SUPPLIED INFORMATION:
>>>>>

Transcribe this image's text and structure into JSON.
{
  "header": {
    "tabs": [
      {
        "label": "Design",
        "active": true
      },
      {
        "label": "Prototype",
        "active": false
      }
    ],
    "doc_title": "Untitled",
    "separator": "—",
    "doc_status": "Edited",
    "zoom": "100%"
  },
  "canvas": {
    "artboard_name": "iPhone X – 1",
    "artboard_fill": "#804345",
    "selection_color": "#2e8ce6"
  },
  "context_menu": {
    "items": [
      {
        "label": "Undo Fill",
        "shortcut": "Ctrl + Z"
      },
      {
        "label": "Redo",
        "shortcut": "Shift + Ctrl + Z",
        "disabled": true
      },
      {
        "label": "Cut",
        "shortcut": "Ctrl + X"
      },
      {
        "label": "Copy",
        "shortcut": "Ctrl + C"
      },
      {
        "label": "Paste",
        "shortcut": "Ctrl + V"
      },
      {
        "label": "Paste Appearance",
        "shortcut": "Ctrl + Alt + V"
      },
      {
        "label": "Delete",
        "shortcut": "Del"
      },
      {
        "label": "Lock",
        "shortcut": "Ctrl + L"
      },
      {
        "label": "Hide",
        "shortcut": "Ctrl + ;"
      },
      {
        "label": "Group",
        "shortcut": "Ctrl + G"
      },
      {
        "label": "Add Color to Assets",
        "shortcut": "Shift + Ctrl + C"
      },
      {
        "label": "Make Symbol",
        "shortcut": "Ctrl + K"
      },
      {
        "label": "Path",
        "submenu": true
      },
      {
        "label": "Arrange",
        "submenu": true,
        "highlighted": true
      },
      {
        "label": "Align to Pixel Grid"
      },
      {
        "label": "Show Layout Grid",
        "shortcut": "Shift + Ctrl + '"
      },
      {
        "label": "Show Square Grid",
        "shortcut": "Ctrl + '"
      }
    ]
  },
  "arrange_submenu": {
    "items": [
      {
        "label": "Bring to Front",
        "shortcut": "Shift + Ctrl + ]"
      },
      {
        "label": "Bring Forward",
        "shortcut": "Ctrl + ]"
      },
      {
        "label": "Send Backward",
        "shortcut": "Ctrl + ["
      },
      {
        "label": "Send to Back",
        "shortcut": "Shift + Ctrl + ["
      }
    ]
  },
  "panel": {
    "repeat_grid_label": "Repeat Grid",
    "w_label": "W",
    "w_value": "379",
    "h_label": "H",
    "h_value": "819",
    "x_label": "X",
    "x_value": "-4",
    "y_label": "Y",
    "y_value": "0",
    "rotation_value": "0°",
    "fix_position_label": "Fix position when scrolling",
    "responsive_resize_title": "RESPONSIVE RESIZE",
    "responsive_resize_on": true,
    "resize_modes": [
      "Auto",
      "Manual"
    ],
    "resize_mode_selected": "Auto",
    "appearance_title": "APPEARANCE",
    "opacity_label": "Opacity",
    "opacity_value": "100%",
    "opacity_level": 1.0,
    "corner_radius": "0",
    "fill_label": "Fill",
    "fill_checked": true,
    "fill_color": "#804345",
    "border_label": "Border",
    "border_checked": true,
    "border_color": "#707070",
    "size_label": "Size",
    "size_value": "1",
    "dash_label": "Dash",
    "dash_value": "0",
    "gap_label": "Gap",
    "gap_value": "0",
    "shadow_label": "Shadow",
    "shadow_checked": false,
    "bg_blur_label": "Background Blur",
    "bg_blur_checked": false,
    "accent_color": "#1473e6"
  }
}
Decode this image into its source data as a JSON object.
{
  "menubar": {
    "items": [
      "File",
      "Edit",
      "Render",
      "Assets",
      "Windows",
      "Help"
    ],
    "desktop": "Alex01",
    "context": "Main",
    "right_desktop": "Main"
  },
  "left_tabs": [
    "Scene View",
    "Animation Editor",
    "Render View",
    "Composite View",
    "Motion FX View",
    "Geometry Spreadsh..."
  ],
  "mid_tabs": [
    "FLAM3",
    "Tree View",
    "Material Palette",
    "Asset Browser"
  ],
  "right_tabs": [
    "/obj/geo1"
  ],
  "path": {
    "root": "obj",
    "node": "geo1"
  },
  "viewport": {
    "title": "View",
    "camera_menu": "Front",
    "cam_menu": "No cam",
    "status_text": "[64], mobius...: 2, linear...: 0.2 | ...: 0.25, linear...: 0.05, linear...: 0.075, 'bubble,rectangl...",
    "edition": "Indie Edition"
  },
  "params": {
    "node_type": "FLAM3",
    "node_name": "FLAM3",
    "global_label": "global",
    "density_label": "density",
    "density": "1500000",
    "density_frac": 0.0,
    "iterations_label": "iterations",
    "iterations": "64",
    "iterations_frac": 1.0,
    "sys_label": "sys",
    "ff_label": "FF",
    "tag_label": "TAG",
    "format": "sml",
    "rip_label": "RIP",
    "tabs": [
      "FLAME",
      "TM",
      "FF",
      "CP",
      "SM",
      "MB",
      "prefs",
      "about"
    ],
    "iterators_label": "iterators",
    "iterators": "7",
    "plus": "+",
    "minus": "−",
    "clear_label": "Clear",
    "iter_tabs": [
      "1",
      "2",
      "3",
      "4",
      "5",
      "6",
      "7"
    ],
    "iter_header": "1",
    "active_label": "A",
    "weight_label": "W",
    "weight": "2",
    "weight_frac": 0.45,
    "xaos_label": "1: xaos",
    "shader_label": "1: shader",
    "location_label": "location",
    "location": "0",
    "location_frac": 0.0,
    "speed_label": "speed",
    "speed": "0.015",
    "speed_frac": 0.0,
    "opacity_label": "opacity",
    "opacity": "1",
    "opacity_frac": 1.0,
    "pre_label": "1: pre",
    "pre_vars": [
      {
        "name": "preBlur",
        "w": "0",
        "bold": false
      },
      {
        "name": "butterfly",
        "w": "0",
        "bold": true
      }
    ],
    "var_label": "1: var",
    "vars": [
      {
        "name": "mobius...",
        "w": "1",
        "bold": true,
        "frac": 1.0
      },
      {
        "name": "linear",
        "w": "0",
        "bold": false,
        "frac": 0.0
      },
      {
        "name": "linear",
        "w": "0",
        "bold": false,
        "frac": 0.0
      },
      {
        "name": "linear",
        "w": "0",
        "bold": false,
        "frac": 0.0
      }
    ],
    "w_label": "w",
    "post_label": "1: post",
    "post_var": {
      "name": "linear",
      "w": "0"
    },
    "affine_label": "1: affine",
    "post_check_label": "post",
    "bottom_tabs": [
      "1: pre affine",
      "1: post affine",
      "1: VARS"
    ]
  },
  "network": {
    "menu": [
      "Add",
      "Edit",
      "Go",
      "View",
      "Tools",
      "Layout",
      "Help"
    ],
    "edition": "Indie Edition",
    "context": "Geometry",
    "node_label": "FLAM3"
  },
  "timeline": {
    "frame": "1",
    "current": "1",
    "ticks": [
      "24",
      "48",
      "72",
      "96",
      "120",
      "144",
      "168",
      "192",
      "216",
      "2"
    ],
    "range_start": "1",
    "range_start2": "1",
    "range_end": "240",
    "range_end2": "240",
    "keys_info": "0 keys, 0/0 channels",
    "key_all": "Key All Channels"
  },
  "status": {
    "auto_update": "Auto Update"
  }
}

<<<<<

DIRECTIONS FOR THIS TASK:
Gather each line holding the string "Geometry".

EXERCISE RESULT:
    "Geometry Spreadsh..."
    "context": "Geometry",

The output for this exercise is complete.